Exercise | Copy out the whole listing exactly as written, leaving the pictures behind.
═════ Source data ═════
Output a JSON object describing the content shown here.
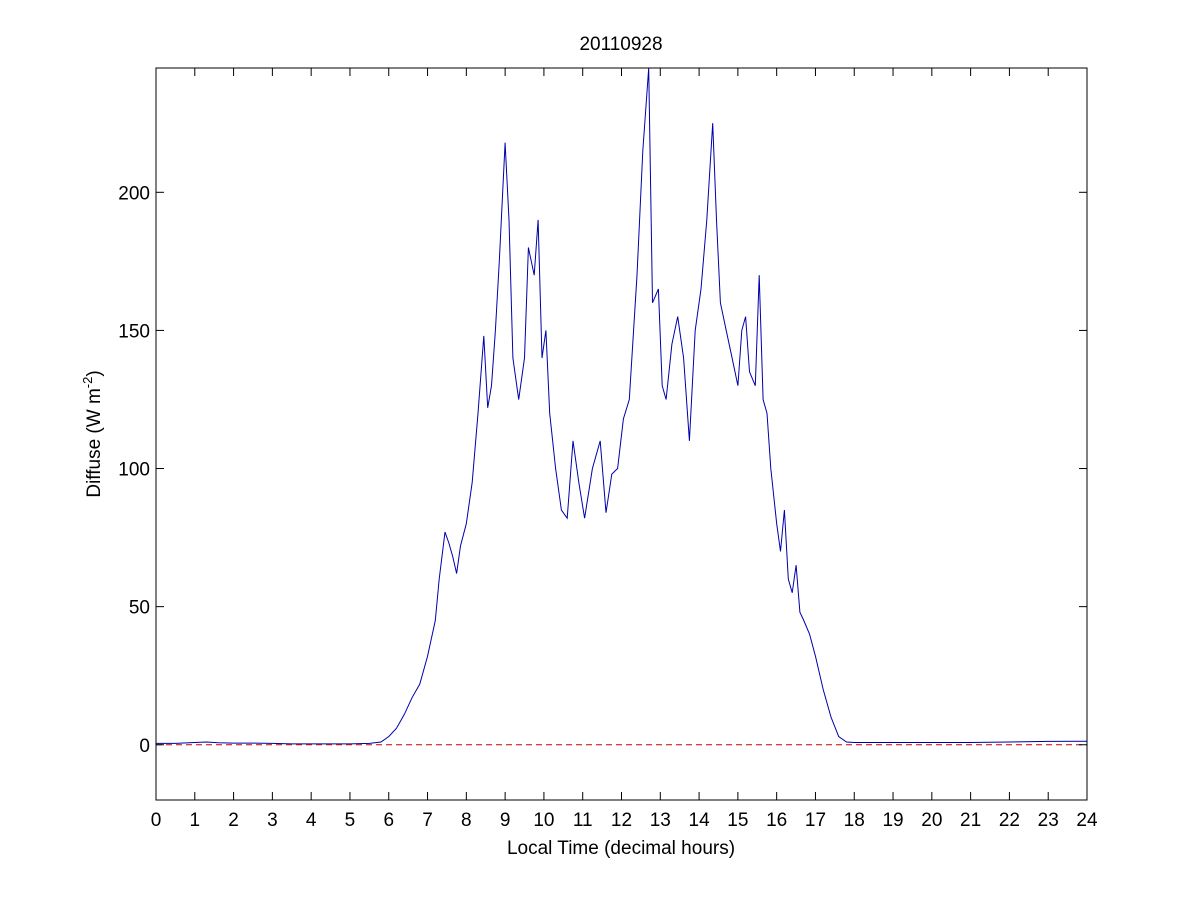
{
  "chart_data": {
    "type": "line",
    "title": "20110928",
    "xlabel": "Local Time (decimal hours)",
    "ylabel_main": "Diffuse (W m",
    "ylabel_sup": "-2",
    "ylabel_close": ")",
    "xlim": [
      0,
      24
    ],
    "ylim": [
      -20,
      245
    ],
    "xticks": [
      0,
      1,
      2,
      3,
      4,
      5,
      6,
      7,
      8,
      9,
      10,
      11,
      12,
      13,
      14,
      15,
      16,
      17,
      18,
      19,
      20,
      21,
      22,
      23,
      24
    ],
    "yticks": [
      0,
      50,
      100,
      150,
      200
    ],
    "grid": false,
    "legend": "none",
    "series": [
      {
        "color": "#0000aa",
        "style": "solid",
        "x": [
          0,
          0.5,
          1,
          1.3,
          1.6,
          2,
          2.5,
          3,
          3.5,
          4,
          4.5,
          5,
          5.5,
          5.8,
          6.0,
          6.2,
          6.4,
          6.6,
          6.8,
          7.0,
          7.2,
          7.3,
          7.45,
          7.55,
          7.65,
          7.75,
          7.85,
          8.0,
          8.15,
          8.3,
          8.45,
          8.55,
          8.65,
          8.75,
          8.85,
          9.0,
          9.1,
          9.2,
          9.35,
          9.5,
          9.6,
          9.75,
          9.85,
          9.95,
          10.05,
          10.15,
          10.3,
          10.45,
          10.6,
          10.75,
          10.9,
          11.05,
          11.25,
          11.45,
          11.6,
          11.75,
          11.9,
          12.05,
          12.2,
          12.4,
          12.55,
          12.7,
          12.8,
          12.95,
          13.05,
          13.15,
          13.3,
          13.45,
          13.6,
          13.75,
          13.9,
          14.05,
          14.2,
          14.35,
          14.45,
          14.55,
          14.7,
          14.85,
          15.0,
          15.1,
          15.2,
          15.3,
          15.45,
          15.55,
          15.65,
          15.75,
          15.85,
          16.0,
          16.1,
          16.2,
          16.3,
          16.4,
          16.5,
          16.6,
          16.7,
          16.85,
          17.0,
          17.2,
          17.4,
          17.6,
          17.8,
          18.0,
          18.2,
          18.5,
          19,
          20,
          21,
          22,
          23,
          24
        ],
        "y": [
          0.5,
          0.5,
          0.8,
          1.0,
          0.7,
          0.6,
          0.6,
          0.5,
          0.3,
          0.3,
          0.3,
          0.3,
          0.5,
          1.0,
          3,
          6,
          11,
          17,
          22,
          32,
          45,
          60,
          77,
          73,
          68,
          62,
          72,
          80,
          95,
          120,
          148,
          122,
          130,
          150,
          175,
          218,
          190,
          140,
          125,
          140,
          180,
          170,
          190,
          140,
          150,
          120,
          100,
          85,
          82,
          110,
          95,
          82,
          100,
          110,
          84,
          98,
          100,
          118,
          125,
          170,
          215,
          245,
          160,
          165,
          130,
          125,
          145,
          155,
          140,
          110,
          150,
          165,
          190,
          225,
          190,
          160,
          150,
          140,
          130,
          150,
          155,
          135,
          130,
          170,
          125,
          120,
          100,
          80,
          70,
          85,
          60,
          55,
          65,
          48,
          45,
          40,
          32,
          20,
          10,
          3,
          1.0,
          0.8,
          0.8,
          0.8,
          0.8,
          0.8,
          0.8,
          1.0,
          1.2,
          1.3
        ]
      },
      {
        "color": "#cc0000",
        "style": "dashed",
        "x": [
          0,
          24
        ],
        "y": [
          0,
          0
        ]
      }
    ]
  }
}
═════
Worked solution |
Output a JSON object describing the content shown here.
{
  "chart_data": {
    "type": "line",
    "title": "20110928",
    "xlabel": "Local Time (decimal hours)",
    "ylabel_main": "Diffuse (W m",
    "ylabel_sup": "-2",
    "ylabel_close": ")",
    "xlim": [
      0,
      24
    ],
    "ylim": [
      -20,
      245
    ],
    "xticks": [
      0,
      1,
      2,
      3,
      4,
      5,
      6,
      7,
      8,
      9,
      10,
      11,
      12,
      13,
      14,
      15,
      16,
      17,
      18,
      19,
      20,
      21,
      22,
      23,
      24
    ],
    "yticks": [
      0,
      50,
      100,
      150,
      200
    ],
    "grid": false,
    "legend": "none",
    "series": [
      {
        "color": "#0000aa",
        "style": "solid",
        "x": [
          0,
          0.5,
          1,
          1.3,
          1.6,
          2,
          2.5,
          3,
          3.5,
          4,
          4.5,
          5,
          5.5,
          5.8,
          6.0,
          6.2,
          6.4,
          6.6,
          6.8,
          7.0,
          7.2,
          7.3,
          7.45,
          7.55,
          7.65,
          7.75,
          7.85,
          8.0,
          8.15,
          8.3,
          8.45,
          8.55,
          8.65,
          8.75,
          8.85,
          9.0,
          9.1,
          9.2,
          9.35,
          9.5,
          9.6,
          9.75,
          9.85,
          9.95,
          10.05,
          10.15,
          10.3,
          10.45,
          10.6,
          10.75,
          10.9,
          11.05,
          11.25,
          11.45,
          11.6,
          11.75,
          11.9,
          12.05,
          12.2,
          12.4,
          12.55,
          12.7,
          12.8,
          12.95,
          13.05,
          13.15,
          13.3,
          13.45,
          13.6,
          13.75,
          13.9,
          14.05,
          14.2,
          14.35,
          14.45,
          14.55,
          14.7,
          14.85,
          15.0,
          15.1,
          15.2,
          15.3,
          15.45,
          15.55,
          15.65,
          15.75,
          15.85,
          16.0,
          16.1,
          16.2,
          16.3,
          16.4,
          16.5,
          16.6,
          16.7,
          16.85,
          17.0,
          17.2,
          17.4,
          17.6,
          17.8,
          18.0,
          18.2,
          18.5,
          19,
          20,
          21,
          22,
          23,
          24
        ],
        "y": [
          0.5,
          0.5,
          0.8,
          1.0,
          0.7,
          0.6,
          0.6,
          0.5,
          0.3,
          0.3,
          0.3,
          0.3,
          0.5,
          1.0,
          3,
          6,
          11,
          17,
          22,
          32,
          45,
          60,
          77,
          73,
          68,
          62,
          72,
          80,
          95,
          120,
          148,
          122,
          130,
          150,
          175,
          218,
          190,
          140,
          125,
          140,
          180,
          170,
          190,
          140,
          150,
          120,
          100,
          85,
          82,
          110,
          95,
          82,
          100,
          110,
          84,
          98,
          100,
          118,
          125,
          170,
          215,
          245,
          160,
          165,
          130,
          125,
          145,
          155,
          140,
          110,
          150,
          165,
          190,
          225,
          190,
          160,
          150,
          140,
          130,
          150,
          155,
          135,
          130,
          170,
          125,
          120,
          100,
          80,
          70,
          85,
          60,
          55,
          65,
          48,
          45,
          40,
          32,
          20,
          10,
          3,
          1.0,
          0.8,
          0.8,
          0.8,
          0.8,
          0.8,
          0.8,
          1.0,
          1.2,
          1.3
        ]
      },
      {
        "color": "#cc0000",
        "style": "dashed",
        "x": [
          0,
          24
        ],
        "y": [
          0,
          0
        ]
      }
    ]
  }
}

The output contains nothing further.